--- begin Material supplied ---
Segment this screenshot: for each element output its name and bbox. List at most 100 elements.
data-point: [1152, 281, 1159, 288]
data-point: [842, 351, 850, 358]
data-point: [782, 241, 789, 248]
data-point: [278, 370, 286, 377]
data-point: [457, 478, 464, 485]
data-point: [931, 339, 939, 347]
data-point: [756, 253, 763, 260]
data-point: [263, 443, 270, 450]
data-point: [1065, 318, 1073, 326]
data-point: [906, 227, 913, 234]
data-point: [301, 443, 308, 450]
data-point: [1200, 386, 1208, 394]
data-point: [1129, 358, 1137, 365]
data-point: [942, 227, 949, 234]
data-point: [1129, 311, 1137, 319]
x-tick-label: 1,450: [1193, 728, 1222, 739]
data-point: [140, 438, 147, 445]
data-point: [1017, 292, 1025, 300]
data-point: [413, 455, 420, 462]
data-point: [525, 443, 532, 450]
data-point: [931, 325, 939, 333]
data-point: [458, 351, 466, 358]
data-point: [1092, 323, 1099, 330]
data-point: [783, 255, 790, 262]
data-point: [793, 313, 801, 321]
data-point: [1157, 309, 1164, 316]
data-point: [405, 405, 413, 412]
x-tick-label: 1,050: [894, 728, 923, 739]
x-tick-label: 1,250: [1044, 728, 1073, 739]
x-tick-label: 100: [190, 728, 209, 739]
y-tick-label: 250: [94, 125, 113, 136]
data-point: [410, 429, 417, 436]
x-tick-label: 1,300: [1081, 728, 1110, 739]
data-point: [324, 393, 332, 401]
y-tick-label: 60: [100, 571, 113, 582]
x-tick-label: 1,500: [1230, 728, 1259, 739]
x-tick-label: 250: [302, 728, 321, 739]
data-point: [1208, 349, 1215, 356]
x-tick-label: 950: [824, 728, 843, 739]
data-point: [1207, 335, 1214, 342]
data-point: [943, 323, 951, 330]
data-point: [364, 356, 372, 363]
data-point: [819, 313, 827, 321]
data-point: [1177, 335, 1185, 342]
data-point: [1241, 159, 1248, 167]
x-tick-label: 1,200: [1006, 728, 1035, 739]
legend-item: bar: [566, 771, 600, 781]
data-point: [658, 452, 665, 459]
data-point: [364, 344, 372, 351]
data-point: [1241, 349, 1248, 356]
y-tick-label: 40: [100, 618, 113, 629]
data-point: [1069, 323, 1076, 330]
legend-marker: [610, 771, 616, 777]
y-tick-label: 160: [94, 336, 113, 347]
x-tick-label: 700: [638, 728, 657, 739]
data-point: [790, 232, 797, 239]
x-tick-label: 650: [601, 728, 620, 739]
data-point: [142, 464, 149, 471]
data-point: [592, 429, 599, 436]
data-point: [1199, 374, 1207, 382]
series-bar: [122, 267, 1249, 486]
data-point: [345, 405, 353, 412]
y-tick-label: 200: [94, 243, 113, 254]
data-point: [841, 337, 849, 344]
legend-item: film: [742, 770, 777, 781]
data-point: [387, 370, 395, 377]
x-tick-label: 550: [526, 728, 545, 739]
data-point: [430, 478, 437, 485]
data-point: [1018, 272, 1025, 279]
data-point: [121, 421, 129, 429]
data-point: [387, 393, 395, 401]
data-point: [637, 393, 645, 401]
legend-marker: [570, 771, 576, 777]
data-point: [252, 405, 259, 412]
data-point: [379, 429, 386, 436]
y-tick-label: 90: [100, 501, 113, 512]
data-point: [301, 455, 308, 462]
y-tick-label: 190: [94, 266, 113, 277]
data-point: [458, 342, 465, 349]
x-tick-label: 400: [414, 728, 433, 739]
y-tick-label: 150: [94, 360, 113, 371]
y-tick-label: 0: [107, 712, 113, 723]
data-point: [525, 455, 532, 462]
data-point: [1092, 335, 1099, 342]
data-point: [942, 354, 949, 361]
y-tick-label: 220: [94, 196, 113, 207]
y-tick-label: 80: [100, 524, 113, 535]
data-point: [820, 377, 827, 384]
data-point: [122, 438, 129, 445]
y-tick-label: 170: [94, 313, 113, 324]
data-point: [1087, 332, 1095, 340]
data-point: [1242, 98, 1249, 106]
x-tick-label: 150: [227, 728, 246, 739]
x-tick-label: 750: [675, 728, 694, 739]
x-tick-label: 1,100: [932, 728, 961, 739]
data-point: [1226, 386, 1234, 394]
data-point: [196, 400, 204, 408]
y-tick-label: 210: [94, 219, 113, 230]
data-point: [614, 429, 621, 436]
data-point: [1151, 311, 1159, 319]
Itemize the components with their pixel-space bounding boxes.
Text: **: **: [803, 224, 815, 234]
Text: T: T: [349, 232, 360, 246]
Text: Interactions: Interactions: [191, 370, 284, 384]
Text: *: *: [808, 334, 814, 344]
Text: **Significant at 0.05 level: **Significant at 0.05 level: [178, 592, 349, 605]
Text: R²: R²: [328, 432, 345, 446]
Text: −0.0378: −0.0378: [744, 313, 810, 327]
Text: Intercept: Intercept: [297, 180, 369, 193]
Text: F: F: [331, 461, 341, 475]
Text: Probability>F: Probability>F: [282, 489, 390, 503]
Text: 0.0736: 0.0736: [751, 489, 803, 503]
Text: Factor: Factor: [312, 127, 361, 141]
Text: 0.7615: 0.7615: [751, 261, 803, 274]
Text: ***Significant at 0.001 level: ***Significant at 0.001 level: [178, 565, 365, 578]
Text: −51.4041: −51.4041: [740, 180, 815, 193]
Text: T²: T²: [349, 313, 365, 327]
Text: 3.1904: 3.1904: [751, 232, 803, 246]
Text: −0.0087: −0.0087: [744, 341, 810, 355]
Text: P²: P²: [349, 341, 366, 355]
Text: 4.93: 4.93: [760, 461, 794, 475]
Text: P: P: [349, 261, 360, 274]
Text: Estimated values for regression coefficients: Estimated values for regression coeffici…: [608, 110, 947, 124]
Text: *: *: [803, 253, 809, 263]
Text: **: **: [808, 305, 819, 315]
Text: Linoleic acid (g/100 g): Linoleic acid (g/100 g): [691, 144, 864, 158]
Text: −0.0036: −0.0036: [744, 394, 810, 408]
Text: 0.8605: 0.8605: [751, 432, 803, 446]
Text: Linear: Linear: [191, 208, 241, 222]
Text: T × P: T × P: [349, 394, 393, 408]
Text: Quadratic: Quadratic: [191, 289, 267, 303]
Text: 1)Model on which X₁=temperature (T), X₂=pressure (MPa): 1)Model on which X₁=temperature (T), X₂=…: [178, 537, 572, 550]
--- end Material supplied ---
**Exercise aim**:
Which lines of the listing above contain the string "Significant"? List each of them in full.

**The answer**:
Text: **Significant at 0.05 level: **Significant at 0.05 level: [178, 592, 349, 605]
Text: ***Significant at 0.001 level: ***Significant at 0.001 level: [178, 565, 365, 578]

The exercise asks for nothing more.